Start of Document section

A molecule called microRNA-122 (miR-122) is critical for regulating liver-cell metabolism and for suppressing liver-cancer development.

A microRNA With Macro Implications

miR-122 expression might predict survival of liver cancer patients

A molecule called microRNA-122 (miR-122) is critical for regulating liver-cell metabolism and for suppressing liver-cancer development. A study led by researchers at The Ohio State University Comprehensive Cancer Center – Arthur G. James Cancer Hospital and Richard J. Solove Research Institute (OSUCCC – James) and at Rockefeller University’s Howard Hughes Medical Institute shows that miR-122 interacts with thousands of genes in liver cells. Levels of this molecule often drop during liver-cancer development, and the study also found that when this happens, the expression of certain cancer-promoting genes goes up.

The findings could one day help doctors better predict survival in liver cancer patients and help determine whether miR-122 should be developed as an anticancer drug.

The researchers sought to biochemically (rather than computationally) define all miR-122 target sites in the liver and hepatocellular carcinoma (HCC), the most common form of liver cancer, and to learn which target genes were critical for liver-cancer development or progression. miR-122 is found almost exclusively in liver cells, where its role includes regulating cholesterol and lipid metabolism.

End of Document section
Start of Extracted material

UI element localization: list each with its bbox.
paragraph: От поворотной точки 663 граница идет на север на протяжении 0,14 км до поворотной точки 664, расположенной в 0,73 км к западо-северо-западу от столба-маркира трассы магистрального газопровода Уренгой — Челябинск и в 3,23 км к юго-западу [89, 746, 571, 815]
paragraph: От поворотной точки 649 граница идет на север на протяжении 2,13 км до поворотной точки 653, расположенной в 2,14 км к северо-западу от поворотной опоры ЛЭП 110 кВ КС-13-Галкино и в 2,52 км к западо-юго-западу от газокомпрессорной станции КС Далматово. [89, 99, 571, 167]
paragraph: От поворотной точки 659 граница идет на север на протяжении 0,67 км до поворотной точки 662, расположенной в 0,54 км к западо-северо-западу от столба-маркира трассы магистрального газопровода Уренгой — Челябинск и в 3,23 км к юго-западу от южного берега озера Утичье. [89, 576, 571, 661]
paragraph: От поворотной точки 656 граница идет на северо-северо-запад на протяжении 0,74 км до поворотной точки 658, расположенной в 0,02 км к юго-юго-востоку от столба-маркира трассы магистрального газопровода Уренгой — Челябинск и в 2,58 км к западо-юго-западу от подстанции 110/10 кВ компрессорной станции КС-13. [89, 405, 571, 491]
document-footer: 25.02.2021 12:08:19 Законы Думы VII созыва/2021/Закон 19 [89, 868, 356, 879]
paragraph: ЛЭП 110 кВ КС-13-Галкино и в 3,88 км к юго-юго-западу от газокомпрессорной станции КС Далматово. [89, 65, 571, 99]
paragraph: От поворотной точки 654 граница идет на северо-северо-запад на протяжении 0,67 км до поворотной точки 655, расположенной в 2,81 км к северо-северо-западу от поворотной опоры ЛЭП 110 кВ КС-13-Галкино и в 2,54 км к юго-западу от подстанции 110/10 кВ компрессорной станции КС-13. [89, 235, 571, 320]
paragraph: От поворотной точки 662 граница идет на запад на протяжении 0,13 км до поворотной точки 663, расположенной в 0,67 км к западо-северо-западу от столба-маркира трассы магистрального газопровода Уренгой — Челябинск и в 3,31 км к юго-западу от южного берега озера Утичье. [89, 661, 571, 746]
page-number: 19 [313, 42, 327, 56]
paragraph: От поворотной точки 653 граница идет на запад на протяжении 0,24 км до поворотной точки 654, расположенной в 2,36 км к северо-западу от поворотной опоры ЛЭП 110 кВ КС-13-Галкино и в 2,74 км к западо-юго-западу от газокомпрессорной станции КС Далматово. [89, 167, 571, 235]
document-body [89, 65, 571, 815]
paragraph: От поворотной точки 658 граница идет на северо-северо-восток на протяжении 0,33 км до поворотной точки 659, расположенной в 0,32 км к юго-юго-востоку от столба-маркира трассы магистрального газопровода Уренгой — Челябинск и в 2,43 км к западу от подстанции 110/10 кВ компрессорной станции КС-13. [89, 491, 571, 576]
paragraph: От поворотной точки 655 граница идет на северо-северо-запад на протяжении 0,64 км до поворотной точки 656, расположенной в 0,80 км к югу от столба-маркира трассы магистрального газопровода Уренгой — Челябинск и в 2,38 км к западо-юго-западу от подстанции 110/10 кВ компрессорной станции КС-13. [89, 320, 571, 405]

End of Extracted material

### [Task statement]
List each abbreviation that the miR-122 article above defines, along with its full form.

### [Exercise solution]
- miR-122: microRNA-122
- OSUCCC – James: The Ohio State University Comprehensive Cancer Center – Arthur G. James Cancer Hospital and Richard J. Solove Research Institute
- HCC: hepatocellular carcinoma